** BEGIN SUPPLIED RECORDS **
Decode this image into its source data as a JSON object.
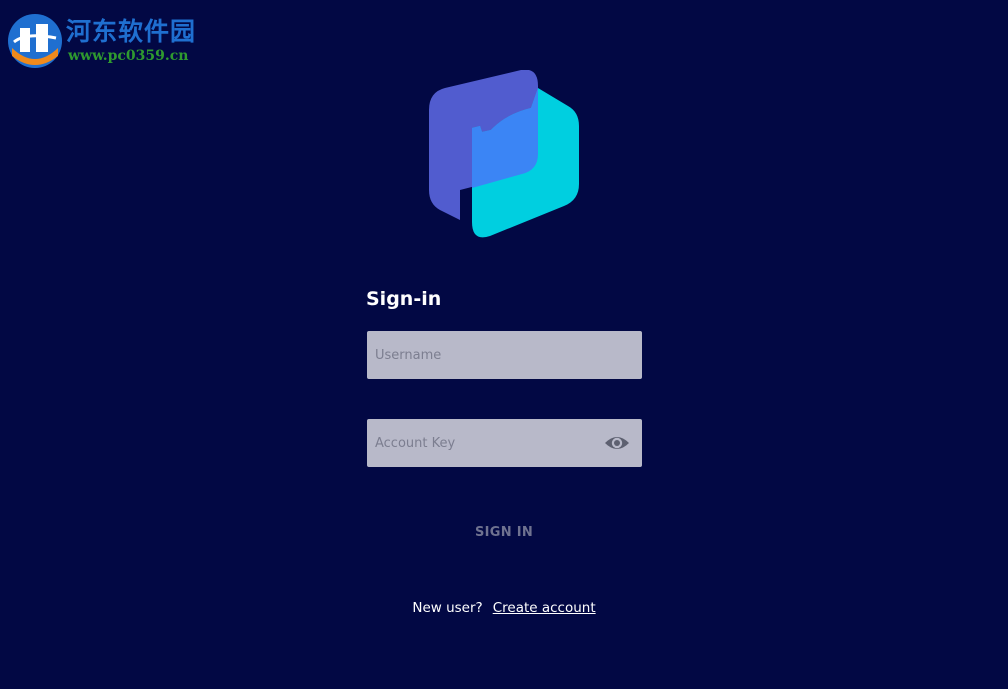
{
  "watermark": {
    "title": "河东软件园",
    "url": "www.pc0359.cn",
    "icon": "hedong-logo-icon"
  },
  "logo": {
    "icon": "app-logo-icon",
    "colors": {
      "back": "#515ccf",
      "front": "#00cfe0",
      "overlap": "#3b85f5"
    }
  },
  "signin": {
    "heading": "Sign-in",
    "username_placeholder": "Username",
    "username_value": "",
    "account_key_placeholder": "Account Key",
    "account_key_value": "",
    "reveal_icon": "eye-icon",
    "button_label": "SIGN IN"
  },
  "footer": {
    "prompt": "New user?",
    "link_label": "Create account"
  },
  "colors": {
    "background": "#020844",
    "input_background": "#b8b9c9",
    "button_text_disabled": "#6f7290"
  }
}
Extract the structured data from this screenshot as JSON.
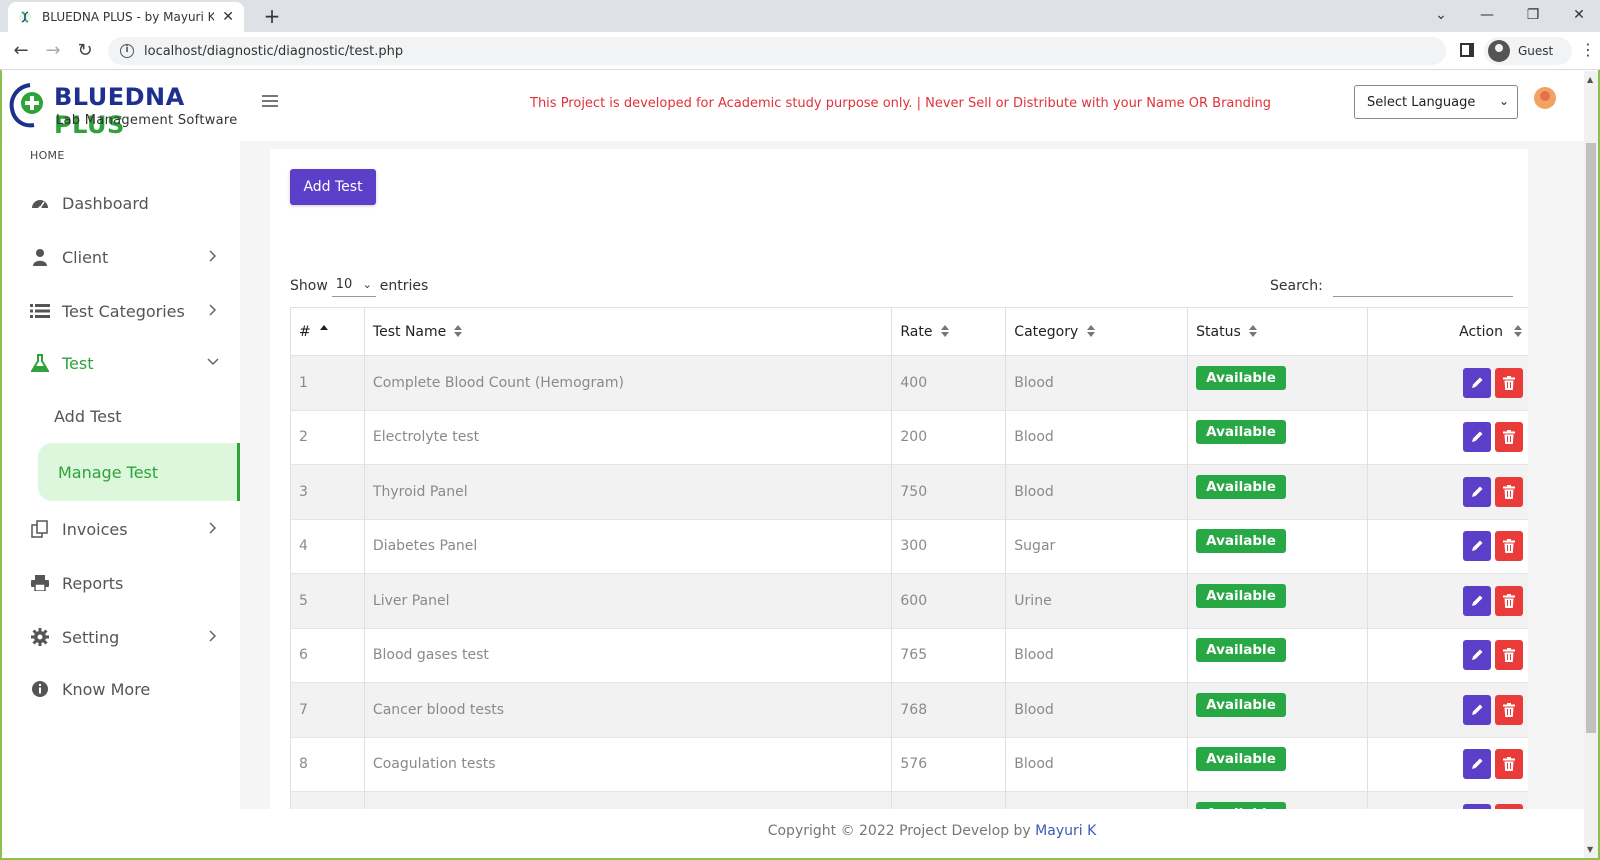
** END SUPPLIED RECORDS **
PROBLEM TO WORK ON. Copy out the records above in full, exactly as written, but not the pictures.

SOLUTION TO THIS EXERCISE.
Decode this image into its source data as a JSON object.
{
  "watermark": {
    "title": "河东软件园",
    "url": "www.pc0359.cn",
    "icon": "hedong-logo-icon"
  },
  "logo": {
    "icon": "app-logo-icon",
    "colors": {
      "back": "#515ccf",
      "front": "#00cfe0",
      "overlap": "#3b85f5"
    }
  },
  "signin": {
    "heading": "Sign-in",
    "username_placeholder": "Username",
    "username_value": "",
    "account_key_placeholder": "Account Key",
    "account_key_value": "",
    "reveal_icon": "eye-icon",
    "button_label": "SIGN IN"
  },
  "footer": {
    "prompt": "New user?",
    "link_label": "Create account"
  },
  "colors": {
    "background": "#020844",
    "input_background": "#b8b9c9",
    "button_text_disabled": "#6f7290"
  }
}
Extract the structured data from this screenshot as JSON.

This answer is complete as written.